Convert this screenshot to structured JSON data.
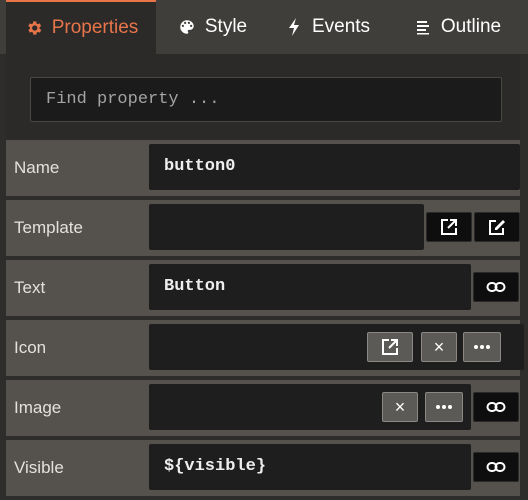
{
  "tabs": [
    {
      "label": "Properties",
      "icon": "gear-icon",
      "active": true
    },
    {
      "label": "Style",
      "icon": "palette-icon",
      "active": false
    },
    {
      "label": "Events",
      "icon": "lightning-icon",
      "active": false
    },
    {
      "label": "Outline",
      "icon": "list-icon",
      "active": false
    }
  ],
  "search": {
    "placeholder": "Find property ...",
    "value": ""
  },
  "properties": [
    {
      "label": "Name",
      "value": "button0"
    },
    {
      "label": "Template",
      "value": ""
    },
    {
      "label": "Text",
      "value": "Button"
    },
    {
      "label": "Icon",
      "value": ""
    },
    {
      "label": "Image",
      "value": ""
    },
    {
      "label": "Visible",
      "value": "${visible}"
    }
  ],
  "icons": {
    "open_external": "open-external-icon",
    "edit": "edit-icon",
    "link": "link-icon",
    "clear": "×",
    "more": "more-icon"
  },
  "colors": {
    "accent": "#e8744a",
    "tab_bar": "#403e3b",
    "row_bg": "#55524e",
    "field_bg": "#1e1e1e"
  }
}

==*==

Requirements
Tally the lines of the data that hold the string "value". Answer with the number and nothing more.

Solution to this task
7